» Collection entries:
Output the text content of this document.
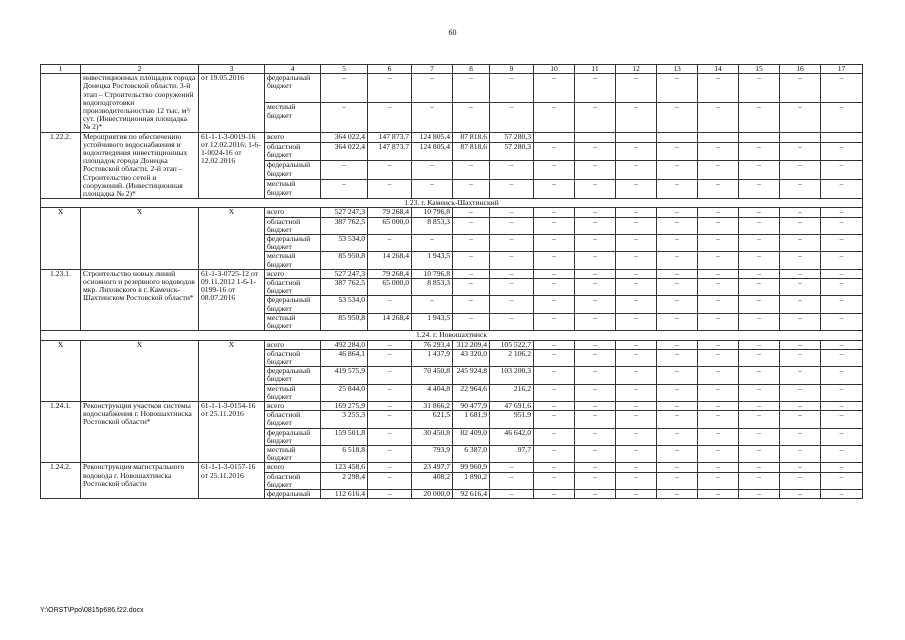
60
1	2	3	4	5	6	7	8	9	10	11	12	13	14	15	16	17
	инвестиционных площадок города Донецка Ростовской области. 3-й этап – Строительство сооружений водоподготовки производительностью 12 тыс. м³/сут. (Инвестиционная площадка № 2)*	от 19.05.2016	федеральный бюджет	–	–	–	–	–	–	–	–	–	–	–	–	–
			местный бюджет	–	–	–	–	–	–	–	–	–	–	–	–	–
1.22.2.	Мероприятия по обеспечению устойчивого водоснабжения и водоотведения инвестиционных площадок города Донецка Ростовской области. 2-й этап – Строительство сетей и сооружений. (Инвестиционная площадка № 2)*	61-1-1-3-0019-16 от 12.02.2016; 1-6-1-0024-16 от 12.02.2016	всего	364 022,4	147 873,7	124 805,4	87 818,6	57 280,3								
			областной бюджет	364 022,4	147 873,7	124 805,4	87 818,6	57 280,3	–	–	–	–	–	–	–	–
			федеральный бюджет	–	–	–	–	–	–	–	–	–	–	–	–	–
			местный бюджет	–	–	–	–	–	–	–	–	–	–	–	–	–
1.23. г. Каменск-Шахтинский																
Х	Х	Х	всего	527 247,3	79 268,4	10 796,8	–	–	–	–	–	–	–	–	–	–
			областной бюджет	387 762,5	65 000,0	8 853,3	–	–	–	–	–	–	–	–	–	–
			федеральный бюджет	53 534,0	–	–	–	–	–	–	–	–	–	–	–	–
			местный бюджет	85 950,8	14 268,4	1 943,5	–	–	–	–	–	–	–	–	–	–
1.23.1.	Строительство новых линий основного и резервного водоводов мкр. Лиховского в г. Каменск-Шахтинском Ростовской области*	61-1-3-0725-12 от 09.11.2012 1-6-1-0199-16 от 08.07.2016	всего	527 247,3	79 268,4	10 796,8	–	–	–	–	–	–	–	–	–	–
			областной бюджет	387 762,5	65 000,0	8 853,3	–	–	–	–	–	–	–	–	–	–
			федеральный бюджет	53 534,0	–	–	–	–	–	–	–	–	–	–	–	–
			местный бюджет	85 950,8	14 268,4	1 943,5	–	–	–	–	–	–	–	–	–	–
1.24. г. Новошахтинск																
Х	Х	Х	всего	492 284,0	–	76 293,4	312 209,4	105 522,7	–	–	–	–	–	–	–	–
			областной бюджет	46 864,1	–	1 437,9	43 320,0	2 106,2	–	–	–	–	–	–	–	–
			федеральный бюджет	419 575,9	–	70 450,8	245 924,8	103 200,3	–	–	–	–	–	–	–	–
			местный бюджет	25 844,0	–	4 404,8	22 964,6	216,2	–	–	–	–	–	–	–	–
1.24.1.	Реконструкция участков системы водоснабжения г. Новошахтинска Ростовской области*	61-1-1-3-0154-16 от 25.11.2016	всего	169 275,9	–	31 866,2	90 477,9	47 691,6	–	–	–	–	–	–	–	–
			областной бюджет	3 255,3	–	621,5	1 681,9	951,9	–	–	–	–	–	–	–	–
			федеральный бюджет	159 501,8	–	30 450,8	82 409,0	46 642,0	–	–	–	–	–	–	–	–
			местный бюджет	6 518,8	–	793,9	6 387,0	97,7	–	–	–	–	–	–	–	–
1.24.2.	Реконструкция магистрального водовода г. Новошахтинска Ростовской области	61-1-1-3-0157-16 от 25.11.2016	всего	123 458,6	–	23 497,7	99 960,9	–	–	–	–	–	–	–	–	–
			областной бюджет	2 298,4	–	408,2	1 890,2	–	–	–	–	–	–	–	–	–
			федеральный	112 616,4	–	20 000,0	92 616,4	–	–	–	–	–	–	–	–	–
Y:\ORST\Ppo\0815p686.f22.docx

» Direction: Extract every line containing the string "Каменск" from the material.

» Reply to the exercise:
1.23. г. Каменск-Шахтинский																
1.23.1.	Строительство новых линий основного и резервного водоводов мкр. Лиховского в г. Каменск-Шахтинском Ростовской области*	61-1-3-0725-12 от 09.11.2012 1-6-1-0199-16 от 08.07.2016	всего	527 247,3	79 268,4	10 796,8	–	–	–	–	–	–	–	–	–	–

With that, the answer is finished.